--- Task inputs ---

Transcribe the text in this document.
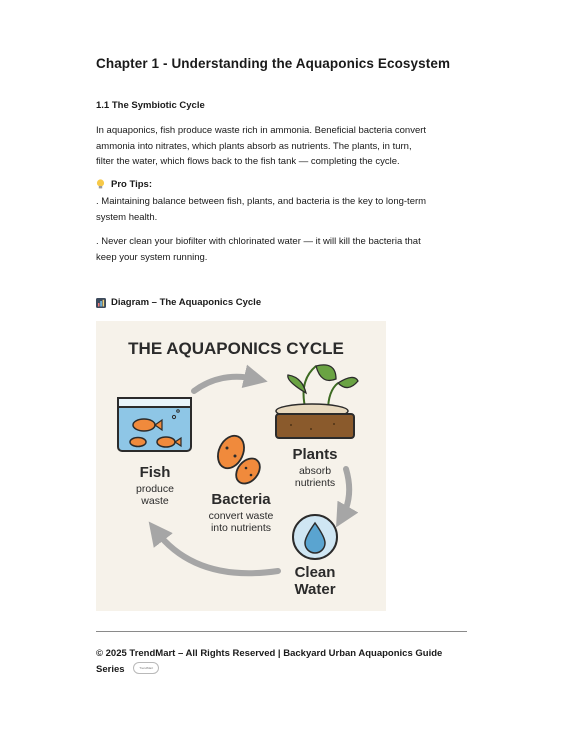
Chapter 1 - Understanding the Aquaponics Ecosystem
1.1 The Symbiotic Cycle

In aquaponics, fish produce waste rich in ammonia. Beneficial bacteria convert
ammonia into nitrates, which plants absorb as nutrients. The plants, in turn,
filter the water, which flows back to the fish tank — completing the cycle.

Pro Tips:

. Maintaining balance between fish, plants, and bacteria is the key to long-term
system health.

. Never clean your biofilter with chlorinated water — it will kill the bacteria that
keep your system running.

Diagram – The Aquaponics Cycle
THE AQUAPONICS CYCLE
Fish
produce
waste
Plants
absorb
nutrients
Bacteria
convert waste
into nutrients
Clean
Water
© 2025 TrendMart – All Rights Reserved | Backyard Urban Aquaponics Guide
Series	TrendMart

---

**What you have to do**
Exactly as they stand, the entries must be written out again, pictures excluded.

**Reply to the task**
Transcribe the text in this document.
Chapter 1 - Understanding the Aquaponics Ecosystem
1.1 The Symbiotic Cycle

In aquaponics, fish produce waste rich in ammonia. Beneficial bacteria convert
ammonia into nitrates, which plants absorb as nutrients. The plants, in turn,
filter the water, which flows back to the fish tank — completing the cycle.

Pro Tips:

. Maintaining balance between fish, plants, and bacteria is the key to long-term
system health.

. Never clean your biofilter with chlorinated water — it will kill the bacteria that
keep your system running.

Diagram – The Aquaponics Cycle
THE AQUAPONICS CYCLE
Fish
produce
waste
Plants
absorb
nutrients
Bacteria
convert waste
into nutrients
Clean
Water
© 2025 TrendMart – All Rights Reserved | Backyard Urban Aquaponics Guide
Series	TrendMart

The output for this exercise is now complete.